• **Task requirements**: Look for "занять" in the listing below. Gather each line that contains it.

• **Dataset entries**:
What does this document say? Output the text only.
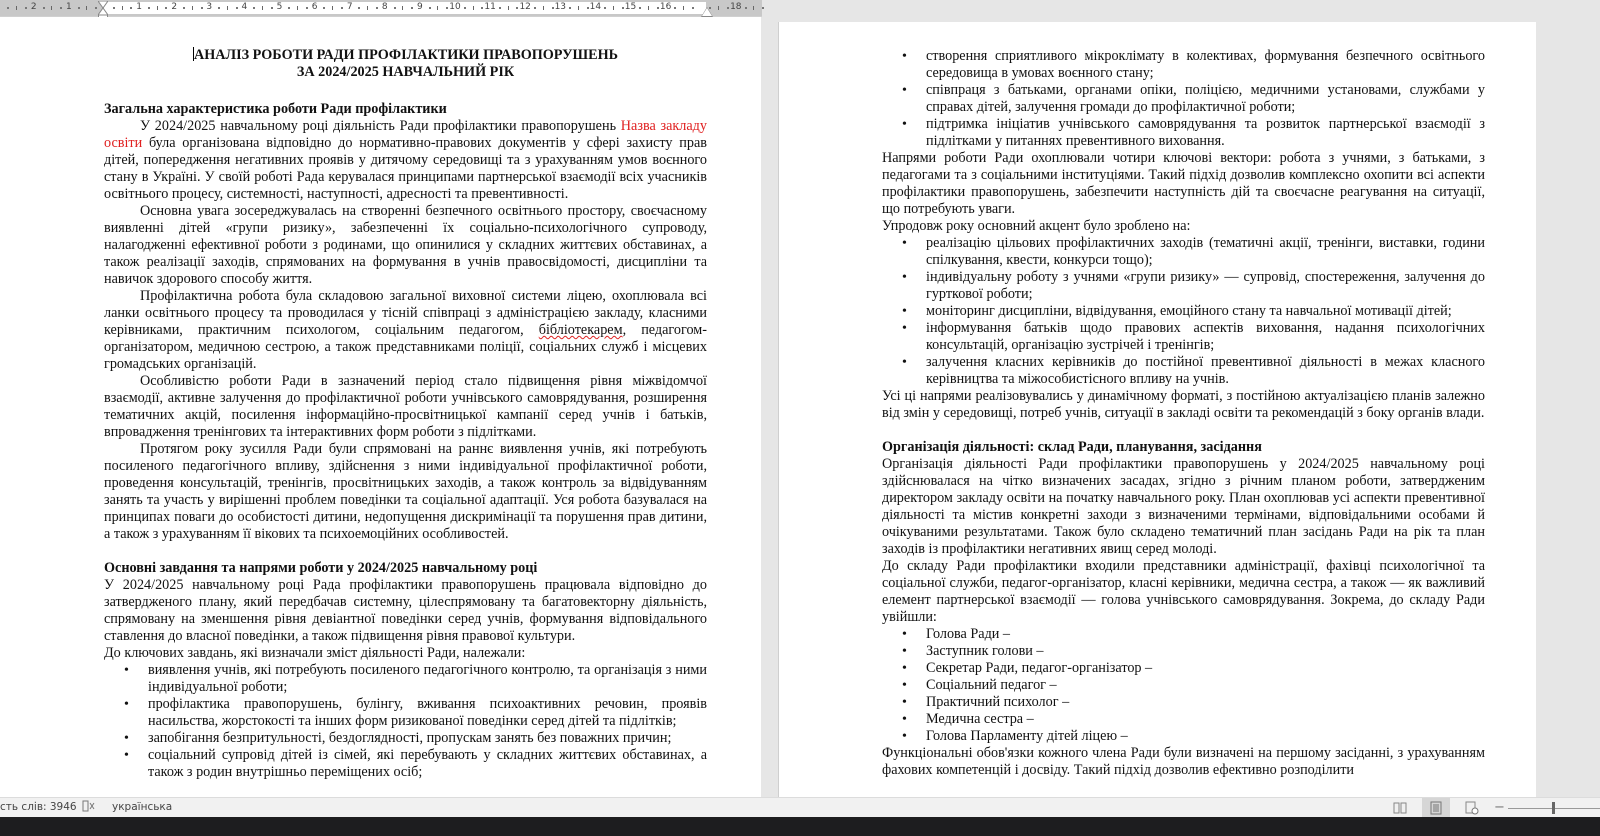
2	1	1	2	3	4	5	6	7	8	9	10	11	12	13	14	15	16	18
АНАЛІЗ РОБОТИ РАДИ ПРОФІЛАКТИКИ ПРАВОПОРУШЕНЬ
ЗА 2024/2025 НАВЧАЛЬНИЙ РІК
Загальна характеристика роботи Ради профілактики

У 2024/2025 навчальному році діяльність Ради профілактики правопорушень Назва закладу освіти була організована відповідно до нормативно-правових документів у сфері захисту прав дітей, попередження негативних проявів у дитячому середовищі та з урахуванням умов воєнного стану в Україні. У своїй роботі Рада керувалася принципами партнерської взаємодії всіх учасників освітнього процесу, системності, наступності, адресності та превентивності.

Основна увага зосереджувалась на створенні безпечного освітнього простору, своєчасному виявленні дітей «групи ризику», забезпеченні їх соціально-психологічного супроводу, налагодженні ефективної роботи з родинами, що опинилися у складних життєвих обставинах, а також реалізації заходів, спрямованих на формування в учнів правосвідомості, дисципліни та навичок здорового способу життя.

Профілактична робота була складовою загальної виховної системи ліцею, охоплювала всі ланки освітнього процесу та проводилася у тісній співпраці з адміністрацією закладу, класними керівниками, практичним психологом, соціальним педагогом, бібліотекарем, педагогом-організатором, медичною сестрою, а також представниками поліції, соціальних служб і місцевих громадських організацій.

Особливістю роботи Ради в зазначений період стало підвищення рівня міжвідомчої взаємодії, активне залучення до профілактичної роботи учнівського самоврядування, розширення тематичних акцій, посилення інформаційно-просвітницької кампанії серед учнів і батьків, впровадження тренінгових та інтерактивних форм роботи з підлітками.

Протягом року зусилля Ради були спрямовані на раннє виявлення учнів, які потребують посиленого педагогічного впливу, здійснення з ними індивідуальної профілактичної роботи, проведення консультацій, тренінгів, просвітницьких заходів, а також контроль за відвідуванням занять та участь у вирішенні проблем поведінки та соціальної адаптації. Уся робота базувалася на принципах поваги до особистості дитини, недопущення дискримінації та порушення прав дитини, а також з урахуванням її вікових та психоемоційних особливостей.

Основні завдання та напрями роботи у 2024/2025 навчальному році

У 2024/2025 навчальному році Рада профілактики правопорушень працювала відповідно до затвердженого плану, який передбачав системну, цілеспрямовану та багатовекторну діяльність, спрямовану на зменшення рівня девіантної поведінки серед учнів, формування відповідального ставлення до власної поведінки, а також підвищення рівня правової культури.

До ключових завдань, які визначали зміст діяльності Ради, належали:

• виявлення учнів, які потребують посиленого педагогічного контролю, та організація з ними індивідуальної роботи;
• профілактика правопорушень, булінгу, вживання психоактивних речовин, проявів насильства, жорстокості та інших форм ризикованої поведінки серед дітей та підлітків;
• запобігання безпритульності, бездоглядності, пропускам занять без поважних причин;
• соціальний супровід дітей із сімей, які перебувають у складних життєвих обставинах, а також з родин внутрішньо переміщених осіб;
• створення сприятливого мікроклімату в колективах, формування безпечного освітнього середовища в умовах воєнного стану;
• співпраця з батьками, органами опіки, поліцією, медичними установами, службами у справах дітей, залучення громади до профілактичної роботи;
• підтримка ініціатив учнівського самоврядування та розвиток партнерської взаємодії з підлітками у питаннях превентивного виховання.

Напрями роботи Ради охоплювали чотири ключові вектори: робота з учнями, з батьками, з педагогами та з соціальними інституціями. Такий підхід дозволив комплексно охопити всі аспекти профілактики правопорушень, забезпечити наступність дій та своєчасне реагування на ситуації, що потребують уваги.

Упродовж року основний акцент було зроблено на:

• реалізацію цільових профілактичних заходів (тематичні акції, тренінги, виставки, години спілкування, квести, конкурси тощо);
• індивідуальну роботу з учнями «групи ризику» — супровід, спостереження, залучення до гурткової роботи;
• моніторинг дисципліни, відвідування, емоційного стану та навчальної мотивації дітей;
• інформування батьків щодо правових аспектів виховання, надання психологічних консультацій, організацію зустрічей і тренінгів;
• залучення класних керівників до постійної превентивної діяльності в межах класного керівництва та міжособистісного впливу на учнів.

Усі ці напрями реалізовувались у динамічному форматі, з постійною актуалізацією планів залежно від змін у середовищі, потреб учнів, ситуації в закладі освіти та рекомендацій з боку органів влади.

Організація діяльності: склад Ради, планування, засідання

Організація діяльності Ради профілактики правопорушень у 2024/2025 навчальному році здійснювалася на чітко визначених засадах, згідно з річним планом роботи, затвердженим директором закладу освіти на початку навчального року. План охоплював усі аспекти превентивної діяльності та містив конкретні заходи з визначеними термінами, відповідальними особами й очікуваними результатами. Також було складено тематичний план засідань Ради на рік та план заходів із профілактики негативних явищ серед молоді.

До складу Ради профілактики входили представники адміністрації, фахівці психологічної та соціальної служби, педагог-організатор, класні керівники, медична сестра, а також — як важливий елемент партнерської взаємодії — голова учнівського самоврядування. Зокрема, до складу Ради увійшли:

• Голова Ради –
• Заступник голови –
• Секретар Ради, педагог-організатор –
• Соціальний педагог –
• Практичний психолог –
• Медична сестра –
• Голова Парламенту дітей ліцею –

Функціональні обов'язки кожного члена Ради були визначені на першому засіданні, з урахуванням фахових компетенцій і досвіду. Такий підхід дозволив ефективно розподілити

сть слів: 3946	українська	−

• **Solution for this problem**:
Протягом року зусилля Ради були спрямовані на раннє виявлення учнів, які потребують посиленого педагогічного впливу, здійснення з ними індивідуальної профілактичної роботи, проведення консультацій, тренінгів, просвітницьких заходів, а також контроль за відвідуванням занять та участь у вирішенні проблем поведінки та соціальної адаптації. Уся робота базувалася на принципах поваги до особистості дитини, недопущення дискримінації та порушення прав дитини, а також з урахуванням її вікових та психоемоційних особливостей.
• запобігання безпритульності, бездоглядності, пропускам занять без поважних причин;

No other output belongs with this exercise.